Goal:
Transcribe the entries that follow exactly as they appear, minus pictures.

** BEGIN Supplied data **

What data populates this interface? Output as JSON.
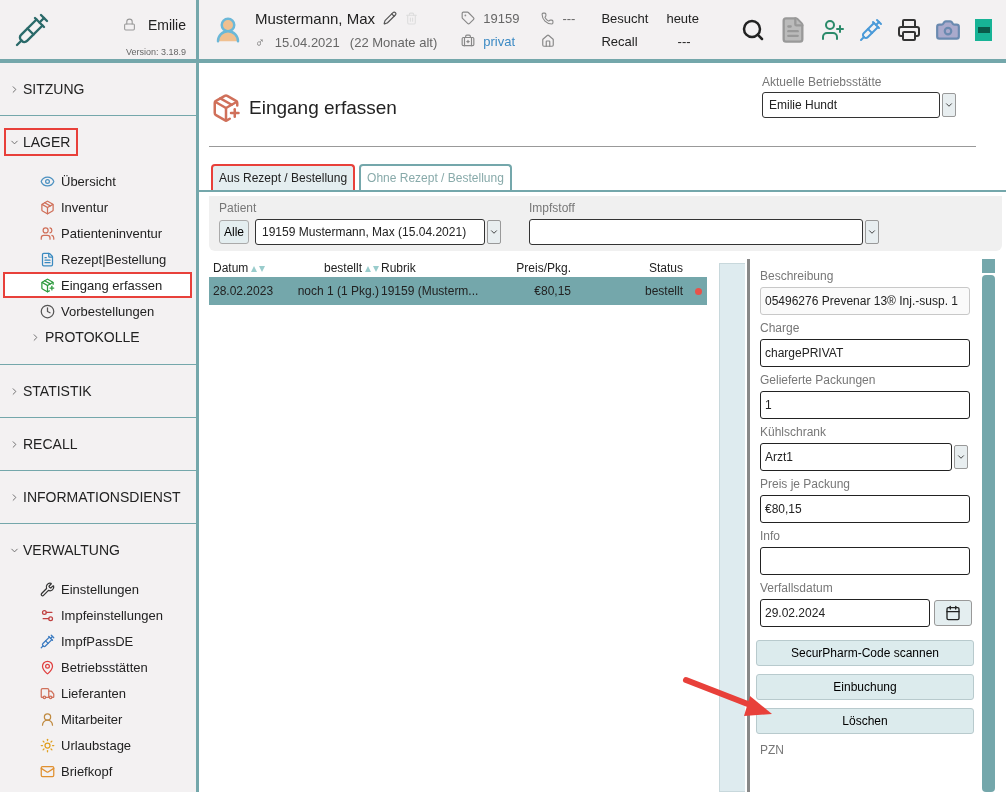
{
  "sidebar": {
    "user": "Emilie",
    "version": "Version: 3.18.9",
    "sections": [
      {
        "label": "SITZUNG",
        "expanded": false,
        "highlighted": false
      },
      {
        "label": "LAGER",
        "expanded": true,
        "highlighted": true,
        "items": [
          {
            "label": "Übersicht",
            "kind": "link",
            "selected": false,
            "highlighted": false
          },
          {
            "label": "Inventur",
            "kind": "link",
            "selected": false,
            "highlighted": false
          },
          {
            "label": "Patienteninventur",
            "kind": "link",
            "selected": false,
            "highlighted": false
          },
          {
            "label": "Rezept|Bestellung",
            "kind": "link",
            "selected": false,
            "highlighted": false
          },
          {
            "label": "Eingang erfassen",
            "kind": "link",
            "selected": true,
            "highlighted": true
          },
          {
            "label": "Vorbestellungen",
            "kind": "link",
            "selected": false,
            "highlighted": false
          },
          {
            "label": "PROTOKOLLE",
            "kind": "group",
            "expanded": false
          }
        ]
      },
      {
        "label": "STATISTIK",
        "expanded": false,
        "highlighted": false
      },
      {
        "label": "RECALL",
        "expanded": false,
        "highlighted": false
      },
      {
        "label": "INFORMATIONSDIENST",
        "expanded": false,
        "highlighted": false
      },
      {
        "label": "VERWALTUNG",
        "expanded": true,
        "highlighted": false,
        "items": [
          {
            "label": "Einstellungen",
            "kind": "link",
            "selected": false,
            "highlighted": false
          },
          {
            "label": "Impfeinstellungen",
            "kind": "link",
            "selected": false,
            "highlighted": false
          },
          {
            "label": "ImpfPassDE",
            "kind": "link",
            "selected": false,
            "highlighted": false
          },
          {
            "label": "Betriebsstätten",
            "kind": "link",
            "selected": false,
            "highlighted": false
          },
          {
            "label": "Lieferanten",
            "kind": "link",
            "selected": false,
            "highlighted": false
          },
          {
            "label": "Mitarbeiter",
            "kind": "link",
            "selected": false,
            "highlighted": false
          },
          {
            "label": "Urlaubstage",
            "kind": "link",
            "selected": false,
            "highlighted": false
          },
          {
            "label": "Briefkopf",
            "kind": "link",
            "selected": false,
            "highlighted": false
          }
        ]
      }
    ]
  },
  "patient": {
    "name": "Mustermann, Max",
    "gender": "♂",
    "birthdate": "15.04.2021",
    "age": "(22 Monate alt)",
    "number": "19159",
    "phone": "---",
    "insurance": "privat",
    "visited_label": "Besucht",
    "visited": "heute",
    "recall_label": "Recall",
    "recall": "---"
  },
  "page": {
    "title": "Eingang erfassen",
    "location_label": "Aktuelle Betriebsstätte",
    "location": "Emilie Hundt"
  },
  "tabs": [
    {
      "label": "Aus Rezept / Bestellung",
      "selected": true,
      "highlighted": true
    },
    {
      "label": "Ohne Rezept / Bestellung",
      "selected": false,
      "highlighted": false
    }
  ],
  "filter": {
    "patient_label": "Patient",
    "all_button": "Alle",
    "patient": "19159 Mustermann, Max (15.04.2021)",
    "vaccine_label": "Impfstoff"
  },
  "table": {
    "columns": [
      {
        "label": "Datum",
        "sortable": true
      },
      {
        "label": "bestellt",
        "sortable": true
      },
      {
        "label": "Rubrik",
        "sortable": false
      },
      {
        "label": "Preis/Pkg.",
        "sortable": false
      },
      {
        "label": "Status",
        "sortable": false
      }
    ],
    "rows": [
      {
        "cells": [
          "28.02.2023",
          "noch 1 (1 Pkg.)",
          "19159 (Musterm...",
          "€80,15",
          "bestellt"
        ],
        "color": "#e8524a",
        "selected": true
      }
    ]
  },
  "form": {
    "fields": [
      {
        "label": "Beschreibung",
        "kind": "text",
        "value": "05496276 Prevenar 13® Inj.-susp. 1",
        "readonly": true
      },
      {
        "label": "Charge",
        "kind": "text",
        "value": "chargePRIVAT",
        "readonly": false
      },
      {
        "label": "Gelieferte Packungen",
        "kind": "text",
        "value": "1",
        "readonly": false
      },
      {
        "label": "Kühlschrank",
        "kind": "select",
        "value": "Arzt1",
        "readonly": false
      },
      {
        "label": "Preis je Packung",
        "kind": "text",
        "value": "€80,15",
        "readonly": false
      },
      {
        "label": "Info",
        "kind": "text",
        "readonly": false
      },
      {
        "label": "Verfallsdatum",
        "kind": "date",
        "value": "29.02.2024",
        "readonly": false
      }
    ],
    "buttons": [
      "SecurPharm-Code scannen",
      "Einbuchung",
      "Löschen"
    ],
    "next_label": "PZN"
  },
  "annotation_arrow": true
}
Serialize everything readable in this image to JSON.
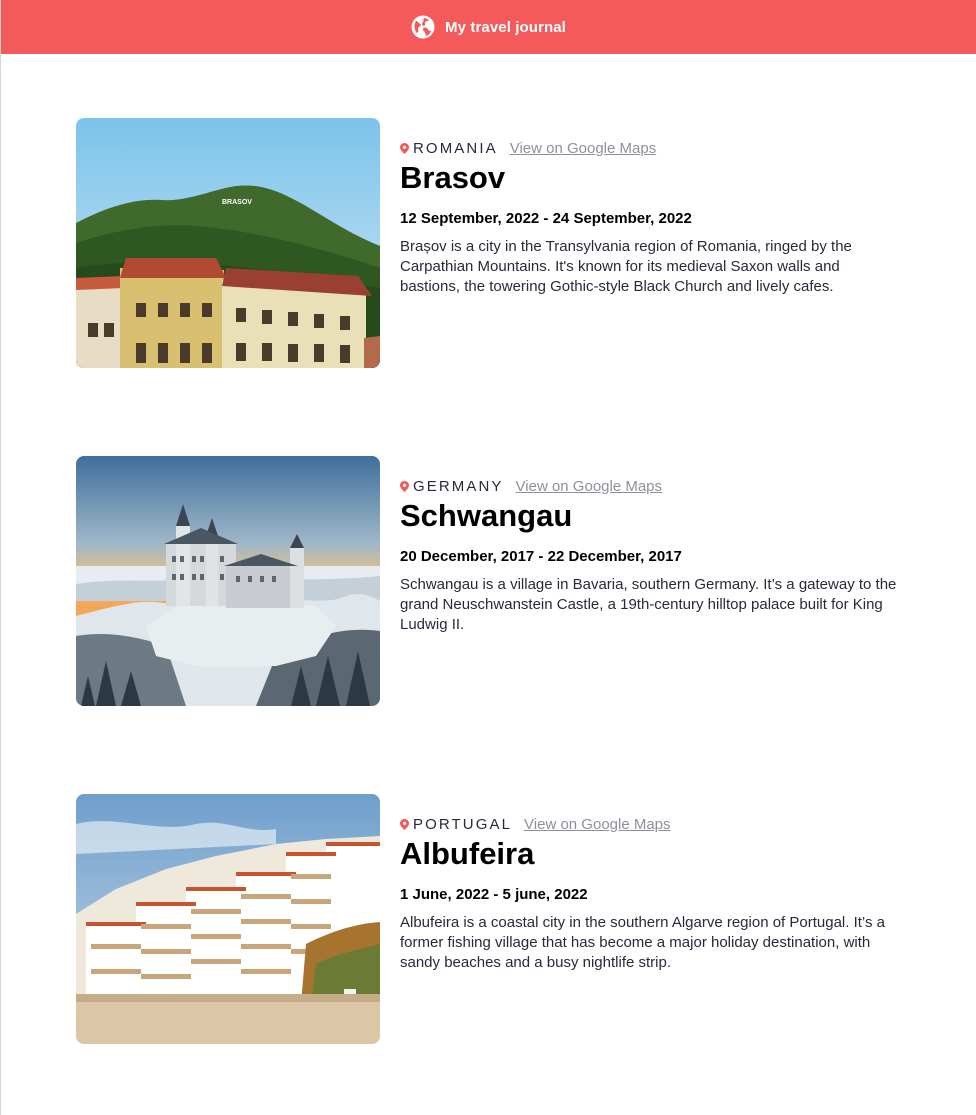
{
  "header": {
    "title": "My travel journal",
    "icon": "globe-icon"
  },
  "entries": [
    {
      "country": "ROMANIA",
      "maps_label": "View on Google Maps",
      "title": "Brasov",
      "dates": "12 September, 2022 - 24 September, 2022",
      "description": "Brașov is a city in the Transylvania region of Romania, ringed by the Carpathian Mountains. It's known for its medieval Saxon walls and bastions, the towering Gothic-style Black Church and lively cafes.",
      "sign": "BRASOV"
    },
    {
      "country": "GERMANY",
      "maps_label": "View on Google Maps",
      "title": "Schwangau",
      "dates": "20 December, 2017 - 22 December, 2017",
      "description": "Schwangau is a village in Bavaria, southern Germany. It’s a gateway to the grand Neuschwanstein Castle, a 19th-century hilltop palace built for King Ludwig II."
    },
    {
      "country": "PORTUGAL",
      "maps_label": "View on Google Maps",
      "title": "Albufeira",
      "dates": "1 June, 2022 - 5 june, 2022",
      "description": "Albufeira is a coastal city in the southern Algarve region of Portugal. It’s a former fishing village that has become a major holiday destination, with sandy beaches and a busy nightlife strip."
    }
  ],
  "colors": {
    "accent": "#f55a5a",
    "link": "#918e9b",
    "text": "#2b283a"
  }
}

** END Supplied data **

Solution to this exercise:
What data populates this interface? Output as JSON.
{
  "sidebar": {
    "user": "Emilie",
    "version": "Version: 3.18.9",
    "sections": [
      {
        "label": "SITZUNG",
        "expanded": false,
        "highlighted": false
      },
      {
        "label": "LAGER",
        "expanded": true,
        "highlighted": true,
        "items": [
          {
            "label": "Übersicht",
            "kind": "link",
            "selected": false,
            "highlighted": false
          },
          {
            "label": "Inventur",
            "kind": "link",
            "selected": false,
            "highlighted": false
          },
          {
            "label": "Patienteninventur",
            "kind": "link",
            "selected": false,
            "highlighted": false
          },
          {
            "label": "Rezept|Bestellung",
            "kind": "link",
            "selected": false,
            "highlighted": false
          },
          {
            "label": "Eingang erfassen",
            "kind": "link",
            "selected": true,
            "highlighted": true
          },
          {
            "label": "Vorbestellungen",
            "kind": "link",
            "selected": false,
            "highlighted": false
          },
          {
            "label": "PROTOKOLLE",
            "kind": "group",
            "expanded": false
          }
        ]
      },
      {
        "label": "STATISTIK",
        "expanded": false,
        "highlighted": false
      },
      {
        "label": "RECALL",
        "expanded": false,
        "highlighted": false
      },
      {
        "label": "INFORMATIONSDIENST",
        "expanded": false,
        "highlighted": false
      },
      {
        "label": "VERWALTUNG",
        "expanded": true,
        "highlighted": false,
        "items": [
          {
            "label": "Einstellungen",
            "kind": "link",
            "selected": false,
            "highlighted": false
          },
          {
            "label": "Impfeinstellungen",
            "kind": "link",
            "selected": false,
            "highlighted": false
          },
          {
            "label": "ImpfPassDE",
            "kind": "link",
            "selected": false,
            "highlighted": false
          },
          {
            "label": "Betriebsstätten",
            "kind": "link",
            "selected": false,
            "highlighted": false
          },
          {
            "label": "Lieferanten",
            "kind": "link",
            "selected": false,
            "highlighted": false
          },
          {
            "label": "Mitarbeiter",
            "kind": "link",
            "selected": false,
            "highlighted": false
          },
          {
            "label": "Urlaubstage",
            "kind": "link",
            "selected": false,
            "highlighted": false
          },
          {
            "label": "Briefkopf",
            "kind": "link",
            "selected": false,
            "highlighted": false
          }
        ]
      }
    ]
  },
  "patient": {
    "name": "Mustermann, Max",
    "gender": "♂",
    "birthdate": "15.04.2021",
    "age": "(22 Monate alt)",
    "number": "19159",
    "phone": "---",
    "insurance": "privat",
    "visited_label": "Besucht",
    "visited": "heute",
    "recall_label": "Recall",
    "recall": "---"
  },
  "page": {
    "title": "Eingang erfassen",
    "location_label": "Aktuelle Betriebsstätte",
    "location": "Emilie Hundt"
  },
  "tabs": [
    {
      "label": "Aus Rezept / Bestellung",
      "selected": true,
      "highlighted": true
    },
    {
      "label": "Ohne Rezept / Bestellung",
      "selected": false,
      "highlighted": false
    }
  ],
  "filter": {
    "patient_label": "Patient",
    "all_button": "Alle",
    "patient": "19159 Mustermann, Max (15.04.2021)",
    "vaccine_label": "Impfstoff"
  },
  "table": {
    "columns": [
      {
        "label": "Datum",
        "sortable": true
      },
      {
        "label": "bestellt",
        "sortable": true
      },
      {
        "label": "Rubrik",
        "sortable": false
      },
      {
        "label": "Preis/Pkg.",
        "sortable": false
      },
      {
        "label": "Status",
        "sortable": false
      }
    ],
    "rows": [
      {
        "cells": [
          "28.02.2023",
          "noch 1 (1 Pkg.)",
          "19159 (Musterm...",
          "€80,15",
          "bestellt"
        ],
        "color": "#e8524a",
        "selected": true
      }
    ]
  },
  "form": {
    "fields": [
      {
        "label": "Beschreibung",
        "kind": "text",
        "value": "05496276 Prevenar 13® Inj.-susp. 1",
        "readonly": true
      },
      {
        "label": "Charge",
        "kind": "text",
        "value": "chargePRIVAT",
        "readonly": false
      },
      {
        "label": "Gelieferte Packungen",
        "kind": "text",
        "value": "1",
        "readonly": false
      },
      {
        "label": "Kühlschrank",
        "kind": "select",
        "value": "Arzt1",
        "readonly": false
      },
      {
        "label": "Preis je Packung",
        "kind": "text",
        "value": "€80,15",
        "readonly": false
      },
      {
        "label": "Info",
        "kind": "text",
        "readonly": false
      },
      {
        "label": "Verfallsdatum",
        "kind": "date",
        "value": "29.02.2024",
        "readonly": false
      }
    ],
    "buttons": [
      "SecurPharm-Code scannen",
      "Einbuchung",
      "Löschen"
    ],
    "next_label": "PZN"
  },
  "annotation_arrow": true
}
Serialize everything readable in this image to JSON.
{
  "header": {
    "title": "My travel journal",
    "icon": "globe-icon"
  },
  "entries": [
    {
      "country": "ROMANIA",
      "maps_label": "View on Google Maps",
      "title": "Brasov",
      "dates": "12 September, 2022 - 24 September, 2022",
      "description": "Brașov is a city in the Transylvania region of Romania, ringed by the Carpathian Mountains. It's known for its medieval Saxon walls and bastions, the towering Gothic-style Black Church and lively cafes.",
      "sign": "BRASOV"
    },
    {
      "country": "GERMANY",
      "maps_label": "View on Google Maps",
      "title": "Schwangau",
      "dates": "20 December, 2017 - 22 December, 2017",
      "description": "Schwangau is a village in Bavaria, southern Germany. It’s a gateway to the grand Neuschwanstein Castle, a 19th-century hilltop palace built for King Ludwig II."
    },
    {
      "country": "PORTUGAL",
      "maps_label": "View on Google Maps",
      "title": "Albufeira",
      "dates": "1 June, 2022 - 5 june, 2022",
      "description": "Albufeira is a coastal city in the southern Algarve region of Portugal. It’s a former fishing village that has become a major holiday destination, with sandy beaches and a busy nightlife strip."
    }
  ],
  "colors": {
    "accent": "#f55a5a",
    "link": "#918e9b",
    "text": "#2b283a"
  }
}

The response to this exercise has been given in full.